• [Aim]
Pick out the lines below that contain the string "Timer" and copy them all.

-- -- --

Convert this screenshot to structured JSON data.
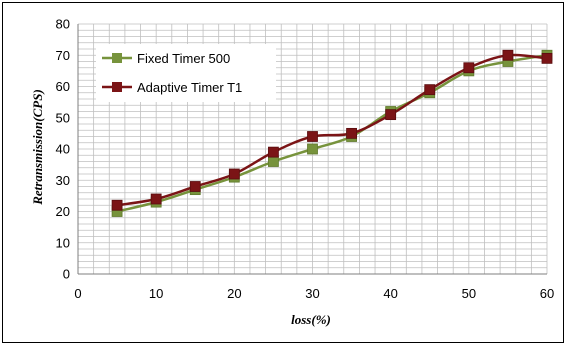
{
  "chart_data": {
    "type": "line",
    "xlabel": "loss(%)",
    "ylabel": "Retransmission(CPS)",
    "xlim": [
      0,
      60
    ],
    "ylim": [
      0,
      80
    ],
    "x_ticks": [
      "0",
      "10",
      "20",
      "30",
      "40",
      "50",
      "60"
    ],
    "y_ticks": [
      "0",
      "10",
      "20",
      "30",
      "40",
      "50",
      "60",
      "70",
      "80"
    ],
    "grid": true,
    "legend_position": "top-left",
    "x": [
      5,
      10,
      15,
      20,
      25,
      30,
      35,
      40,
      45,
      50,
      55,
      60
    ],
    "series": [
      {
        "name": "Fixed Timer 500",
        "color": "#77933c",
        "values": [
          20,
          23,
          27,
          31,
          36,
          40,
          44,
          52,
          58,
          65,
          68,
          70
        ]
      },
      {
        "name": "Adaptive Timer T1",
        "color": "#7b1416",
        "values": [
          22,
          24,
          28,
          32,
          39,
          44,
          45,
          51,
          59,
          66,
          70,
          69
        ]
      }
    ]
  }
}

-- -- --

• [Answer in full]
        "name": "Fixed Timer 500",
        "name": "Adaptive Timer T1",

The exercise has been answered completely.